___ RECORDS FOR THIS TASK

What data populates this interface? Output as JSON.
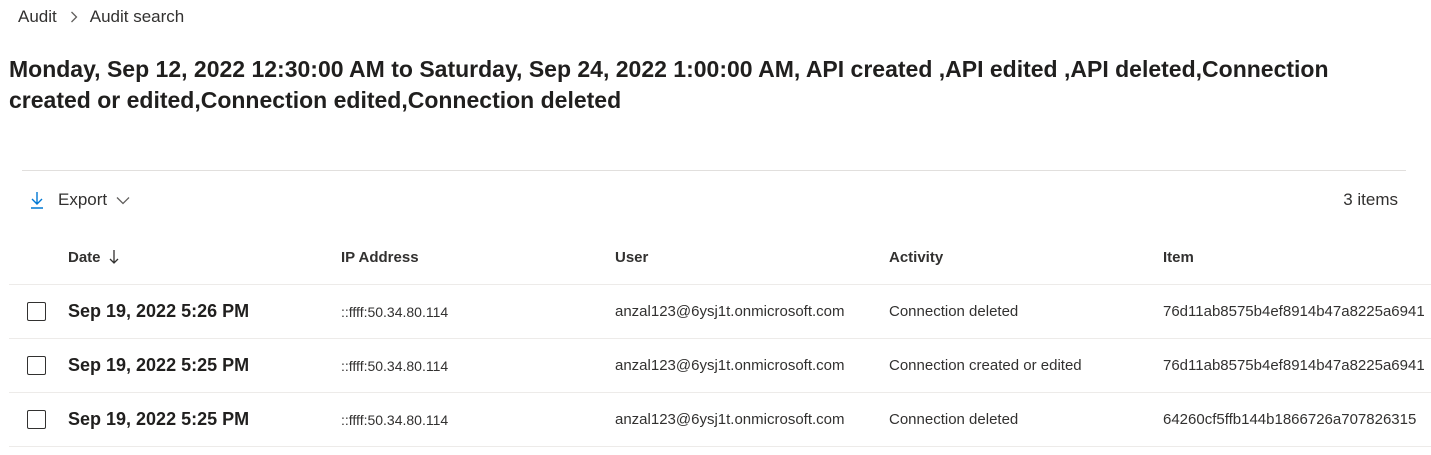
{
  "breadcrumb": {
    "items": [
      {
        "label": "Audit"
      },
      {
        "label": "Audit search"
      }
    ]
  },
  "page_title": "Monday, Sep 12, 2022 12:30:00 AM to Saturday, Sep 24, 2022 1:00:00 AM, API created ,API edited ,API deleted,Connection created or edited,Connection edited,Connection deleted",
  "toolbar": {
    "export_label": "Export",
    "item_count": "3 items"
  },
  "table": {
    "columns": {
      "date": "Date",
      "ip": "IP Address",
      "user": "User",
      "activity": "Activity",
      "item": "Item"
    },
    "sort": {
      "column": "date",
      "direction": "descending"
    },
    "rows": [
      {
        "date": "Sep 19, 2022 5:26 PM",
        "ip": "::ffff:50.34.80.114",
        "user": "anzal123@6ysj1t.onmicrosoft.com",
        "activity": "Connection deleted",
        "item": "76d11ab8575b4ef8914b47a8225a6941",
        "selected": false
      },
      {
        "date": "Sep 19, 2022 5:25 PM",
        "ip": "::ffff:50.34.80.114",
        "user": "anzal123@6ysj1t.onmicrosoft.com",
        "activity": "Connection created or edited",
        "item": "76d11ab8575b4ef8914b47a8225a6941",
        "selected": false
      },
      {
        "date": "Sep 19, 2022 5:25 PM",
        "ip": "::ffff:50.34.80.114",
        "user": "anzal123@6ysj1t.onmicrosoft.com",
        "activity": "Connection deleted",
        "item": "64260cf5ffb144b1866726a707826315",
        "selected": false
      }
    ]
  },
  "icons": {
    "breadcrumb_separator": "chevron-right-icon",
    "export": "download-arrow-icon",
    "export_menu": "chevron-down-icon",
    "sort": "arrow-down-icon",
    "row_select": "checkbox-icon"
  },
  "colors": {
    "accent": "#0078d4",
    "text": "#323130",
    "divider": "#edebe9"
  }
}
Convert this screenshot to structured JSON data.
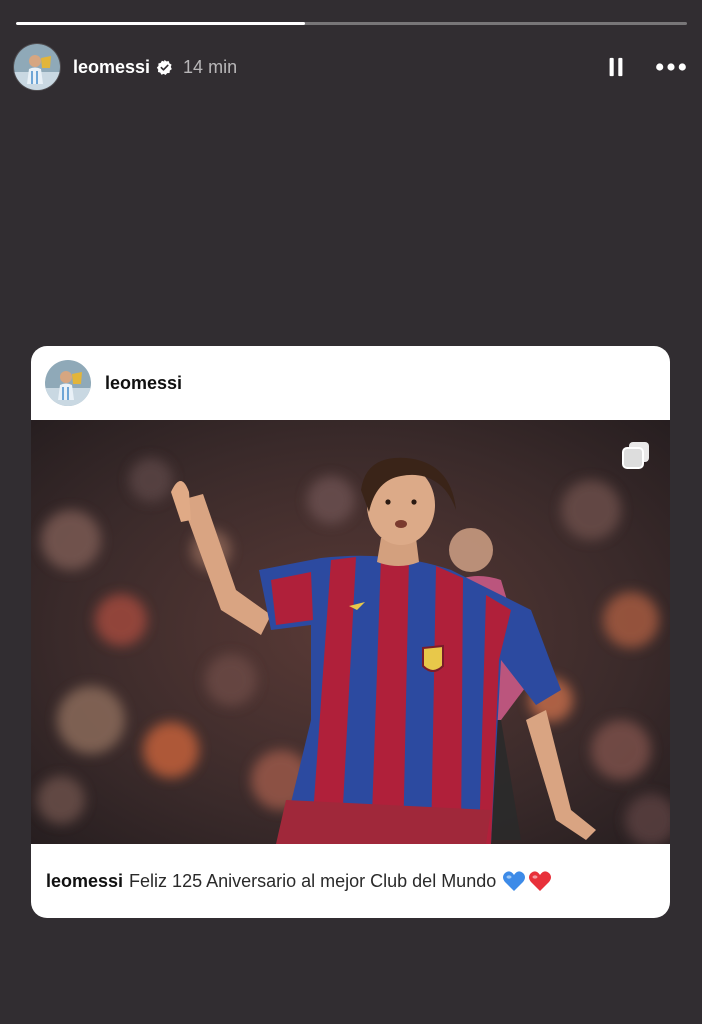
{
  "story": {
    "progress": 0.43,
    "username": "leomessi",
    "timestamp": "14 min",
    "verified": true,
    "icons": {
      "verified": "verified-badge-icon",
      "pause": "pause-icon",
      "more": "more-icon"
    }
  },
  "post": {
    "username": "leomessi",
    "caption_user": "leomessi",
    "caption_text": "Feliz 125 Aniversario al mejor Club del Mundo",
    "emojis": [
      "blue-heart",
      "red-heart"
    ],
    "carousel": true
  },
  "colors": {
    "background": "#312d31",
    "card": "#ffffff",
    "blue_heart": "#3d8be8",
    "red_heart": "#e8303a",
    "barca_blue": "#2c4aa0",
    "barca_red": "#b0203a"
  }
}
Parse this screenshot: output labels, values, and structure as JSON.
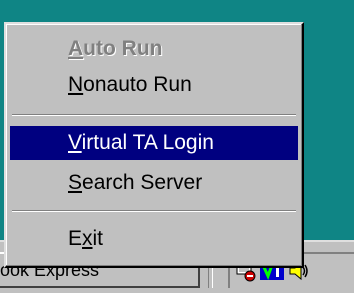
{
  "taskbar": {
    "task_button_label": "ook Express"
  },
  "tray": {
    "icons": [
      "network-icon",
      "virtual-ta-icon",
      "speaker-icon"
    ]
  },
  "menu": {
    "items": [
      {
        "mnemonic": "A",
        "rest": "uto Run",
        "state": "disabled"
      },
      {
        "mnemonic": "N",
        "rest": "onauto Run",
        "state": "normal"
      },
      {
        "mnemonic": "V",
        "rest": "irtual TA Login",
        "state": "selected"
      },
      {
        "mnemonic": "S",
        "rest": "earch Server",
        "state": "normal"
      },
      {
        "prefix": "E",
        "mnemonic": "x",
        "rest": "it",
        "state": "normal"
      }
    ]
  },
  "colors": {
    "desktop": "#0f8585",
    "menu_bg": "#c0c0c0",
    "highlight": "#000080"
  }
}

______

Exclude all pictures and reproduce exactly the lines from the one containing "Parse this screenshot: output" through the final line of the entries above.

_RESPONSE TO THE TASK_
Parse this screenshot: output labels, values, and structure as JSON.
{
  "taskbar": {
    "task_button_label": "ook Express"
  },
  "tray": {
    "icons": [
      "network-icon",
      "virtual-ta-icon",
      "speaker-icon"
    ]
  },
  "menu": {
    "items": [
      {
        "mnemonic": "A",
        "rest": "uto Run",
        "state": "disabled"
      },
      {
        "mnemonic": "N",
        "rest": "onauto Run",
        "state": "normal"
      },
      {
        "mnemonic": "V",
        "rest": "irtual TA Login",
        "state": "selected"
      },
      {
        "mnemonic": "S",
        "rest": "earch Server",
        "state": "normal"
      },
      {
        "prefix": "E",
        "mnemonic": "x",
        "rest": "it",
        "state": "normal"
      }
    ]
  },
  "colors": {
    "desktop": "#0f8585",
    "menu_bg": "#c0c0c0",
    "highlight": "#000080"
  }
}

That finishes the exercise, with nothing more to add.